| STATED GOAL |
Would you pull out every line of the material that contains the string "proposta"?

| DATA PROVIDED |
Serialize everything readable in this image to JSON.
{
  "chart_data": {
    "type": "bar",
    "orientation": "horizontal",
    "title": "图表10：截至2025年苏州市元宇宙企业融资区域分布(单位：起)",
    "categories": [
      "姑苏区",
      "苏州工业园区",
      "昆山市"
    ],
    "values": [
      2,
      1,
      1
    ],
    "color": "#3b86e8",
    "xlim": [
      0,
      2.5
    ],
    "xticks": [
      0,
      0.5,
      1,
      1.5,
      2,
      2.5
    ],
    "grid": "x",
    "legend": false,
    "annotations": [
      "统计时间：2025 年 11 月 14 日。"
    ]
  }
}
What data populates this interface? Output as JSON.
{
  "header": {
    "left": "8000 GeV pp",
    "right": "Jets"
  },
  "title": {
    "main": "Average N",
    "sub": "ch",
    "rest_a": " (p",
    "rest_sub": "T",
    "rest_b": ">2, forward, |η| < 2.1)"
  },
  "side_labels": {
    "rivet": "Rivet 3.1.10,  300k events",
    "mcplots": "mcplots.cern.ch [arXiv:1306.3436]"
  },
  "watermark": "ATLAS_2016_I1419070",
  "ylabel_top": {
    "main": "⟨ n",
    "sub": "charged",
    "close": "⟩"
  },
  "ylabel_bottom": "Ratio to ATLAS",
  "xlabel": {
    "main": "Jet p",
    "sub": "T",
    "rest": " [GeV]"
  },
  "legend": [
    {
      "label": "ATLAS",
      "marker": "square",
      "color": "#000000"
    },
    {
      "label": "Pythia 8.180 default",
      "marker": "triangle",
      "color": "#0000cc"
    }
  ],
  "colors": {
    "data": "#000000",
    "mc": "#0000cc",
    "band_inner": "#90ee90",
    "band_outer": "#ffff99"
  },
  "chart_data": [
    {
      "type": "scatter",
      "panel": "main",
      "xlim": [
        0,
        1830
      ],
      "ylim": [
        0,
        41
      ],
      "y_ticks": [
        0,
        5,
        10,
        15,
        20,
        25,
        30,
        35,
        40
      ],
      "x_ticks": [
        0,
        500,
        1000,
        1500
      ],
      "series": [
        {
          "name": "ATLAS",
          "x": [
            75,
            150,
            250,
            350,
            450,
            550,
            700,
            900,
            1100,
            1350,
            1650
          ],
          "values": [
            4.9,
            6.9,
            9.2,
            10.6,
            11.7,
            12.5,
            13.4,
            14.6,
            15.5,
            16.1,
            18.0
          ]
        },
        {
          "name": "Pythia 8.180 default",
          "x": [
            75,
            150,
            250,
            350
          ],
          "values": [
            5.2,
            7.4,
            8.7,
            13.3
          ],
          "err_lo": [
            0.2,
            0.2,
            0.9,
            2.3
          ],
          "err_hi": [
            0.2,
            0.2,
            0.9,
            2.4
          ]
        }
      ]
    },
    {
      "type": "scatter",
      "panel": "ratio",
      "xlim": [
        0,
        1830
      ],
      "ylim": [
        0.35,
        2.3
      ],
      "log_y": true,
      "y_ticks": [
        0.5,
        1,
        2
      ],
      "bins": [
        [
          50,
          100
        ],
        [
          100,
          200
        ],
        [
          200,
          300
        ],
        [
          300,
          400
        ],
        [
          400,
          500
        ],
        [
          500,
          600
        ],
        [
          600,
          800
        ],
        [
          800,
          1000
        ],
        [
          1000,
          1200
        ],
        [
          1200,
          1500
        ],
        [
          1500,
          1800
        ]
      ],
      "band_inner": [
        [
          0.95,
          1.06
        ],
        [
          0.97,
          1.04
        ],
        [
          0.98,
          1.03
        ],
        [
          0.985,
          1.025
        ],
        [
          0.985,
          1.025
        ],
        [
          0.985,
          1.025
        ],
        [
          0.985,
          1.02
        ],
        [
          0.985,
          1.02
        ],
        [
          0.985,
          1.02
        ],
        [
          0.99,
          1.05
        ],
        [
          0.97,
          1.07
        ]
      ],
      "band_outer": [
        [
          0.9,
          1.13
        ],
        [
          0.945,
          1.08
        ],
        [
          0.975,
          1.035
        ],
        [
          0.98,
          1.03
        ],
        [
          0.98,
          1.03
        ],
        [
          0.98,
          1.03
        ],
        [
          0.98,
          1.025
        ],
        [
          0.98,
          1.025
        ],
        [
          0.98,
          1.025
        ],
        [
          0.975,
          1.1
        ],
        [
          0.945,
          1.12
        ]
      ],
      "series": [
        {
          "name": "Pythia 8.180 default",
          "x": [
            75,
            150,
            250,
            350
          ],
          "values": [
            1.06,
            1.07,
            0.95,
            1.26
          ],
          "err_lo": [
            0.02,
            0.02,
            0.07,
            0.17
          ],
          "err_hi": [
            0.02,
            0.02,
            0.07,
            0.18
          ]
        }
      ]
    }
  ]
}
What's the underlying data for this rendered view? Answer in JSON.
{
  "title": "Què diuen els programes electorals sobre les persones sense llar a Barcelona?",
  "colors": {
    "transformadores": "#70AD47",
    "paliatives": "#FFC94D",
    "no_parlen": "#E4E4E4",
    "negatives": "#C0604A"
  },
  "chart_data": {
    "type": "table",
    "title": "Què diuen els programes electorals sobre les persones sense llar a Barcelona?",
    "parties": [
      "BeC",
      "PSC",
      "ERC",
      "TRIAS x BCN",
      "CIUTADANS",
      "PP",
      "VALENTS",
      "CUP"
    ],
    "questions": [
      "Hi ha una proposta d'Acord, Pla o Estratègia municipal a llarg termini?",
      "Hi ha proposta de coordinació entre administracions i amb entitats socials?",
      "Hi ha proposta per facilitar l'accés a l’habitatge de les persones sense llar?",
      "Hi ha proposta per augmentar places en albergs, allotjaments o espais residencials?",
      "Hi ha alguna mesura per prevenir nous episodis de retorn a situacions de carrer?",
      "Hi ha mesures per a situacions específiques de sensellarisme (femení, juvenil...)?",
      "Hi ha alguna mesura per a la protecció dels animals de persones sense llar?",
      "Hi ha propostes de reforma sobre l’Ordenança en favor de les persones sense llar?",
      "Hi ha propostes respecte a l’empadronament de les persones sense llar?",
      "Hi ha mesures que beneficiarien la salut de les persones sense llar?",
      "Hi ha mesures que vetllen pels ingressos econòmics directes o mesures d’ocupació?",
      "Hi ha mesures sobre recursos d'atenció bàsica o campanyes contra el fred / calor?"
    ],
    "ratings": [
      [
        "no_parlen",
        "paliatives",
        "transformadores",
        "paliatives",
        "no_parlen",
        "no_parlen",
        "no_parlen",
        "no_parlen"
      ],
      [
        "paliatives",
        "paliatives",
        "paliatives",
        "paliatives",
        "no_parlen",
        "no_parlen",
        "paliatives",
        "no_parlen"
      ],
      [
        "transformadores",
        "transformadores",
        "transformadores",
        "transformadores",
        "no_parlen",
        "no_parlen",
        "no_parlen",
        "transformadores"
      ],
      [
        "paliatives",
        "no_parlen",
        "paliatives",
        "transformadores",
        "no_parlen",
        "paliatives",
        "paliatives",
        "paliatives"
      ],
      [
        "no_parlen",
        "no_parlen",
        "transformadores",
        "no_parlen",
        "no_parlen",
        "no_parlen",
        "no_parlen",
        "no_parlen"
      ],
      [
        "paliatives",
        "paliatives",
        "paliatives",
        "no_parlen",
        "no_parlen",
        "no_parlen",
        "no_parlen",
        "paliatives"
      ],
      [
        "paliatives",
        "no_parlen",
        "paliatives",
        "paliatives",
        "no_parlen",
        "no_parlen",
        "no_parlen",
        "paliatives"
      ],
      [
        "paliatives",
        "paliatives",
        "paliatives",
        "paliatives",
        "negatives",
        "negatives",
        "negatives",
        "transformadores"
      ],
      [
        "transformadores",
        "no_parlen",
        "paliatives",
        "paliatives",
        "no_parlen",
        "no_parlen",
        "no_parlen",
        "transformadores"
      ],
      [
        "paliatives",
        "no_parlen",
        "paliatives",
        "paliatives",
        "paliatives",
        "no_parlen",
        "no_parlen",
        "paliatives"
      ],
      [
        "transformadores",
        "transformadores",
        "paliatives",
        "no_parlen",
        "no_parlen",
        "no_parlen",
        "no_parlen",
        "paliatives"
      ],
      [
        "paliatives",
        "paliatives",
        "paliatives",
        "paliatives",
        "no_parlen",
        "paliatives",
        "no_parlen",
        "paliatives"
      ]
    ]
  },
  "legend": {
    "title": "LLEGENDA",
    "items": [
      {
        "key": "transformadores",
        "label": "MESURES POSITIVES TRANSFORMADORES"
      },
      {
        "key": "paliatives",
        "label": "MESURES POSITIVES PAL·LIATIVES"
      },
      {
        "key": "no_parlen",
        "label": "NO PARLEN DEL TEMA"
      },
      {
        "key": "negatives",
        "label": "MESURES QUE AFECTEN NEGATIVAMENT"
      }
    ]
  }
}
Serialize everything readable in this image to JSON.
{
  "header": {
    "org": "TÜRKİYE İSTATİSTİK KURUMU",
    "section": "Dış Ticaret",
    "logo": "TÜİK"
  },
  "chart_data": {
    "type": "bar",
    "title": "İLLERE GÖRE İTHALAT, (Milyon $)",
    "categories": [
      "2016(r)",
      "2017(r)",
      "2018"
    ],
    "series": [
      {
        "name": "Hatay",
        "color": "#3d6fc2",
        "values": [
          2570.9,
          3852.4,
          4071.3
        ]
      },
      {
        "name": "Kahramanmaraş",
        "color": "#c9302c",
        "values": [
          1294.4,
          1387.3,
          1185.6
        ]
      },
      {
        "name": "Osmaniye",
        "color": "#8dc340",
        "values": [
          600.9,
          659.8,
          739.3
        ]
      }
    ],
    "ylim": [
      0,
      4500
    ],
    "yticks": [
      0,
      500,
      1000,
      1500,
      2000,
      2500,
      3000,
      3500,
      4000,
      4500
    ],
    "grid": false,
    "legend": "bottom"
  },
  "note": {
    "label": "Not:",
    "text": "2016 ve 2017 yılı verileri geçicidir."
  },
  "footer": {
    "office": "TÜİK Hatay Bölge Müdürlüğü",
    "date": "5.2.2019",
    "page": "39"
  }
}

| OUTPUT OF THE EXERCISE |
      "Hi ha una proposta d'Acord, Pla o Estratègia municipal a llarg termini?",
      "Hi ha proposta de coordinació entre administracions i amb entitats socials?",
      "Hi ha proposta per facilitar l'accés a l’habitatge de les persones sense llar?",
      "Hi ha proposta per augmentar places en albergs, allotjaments o espais residencials?",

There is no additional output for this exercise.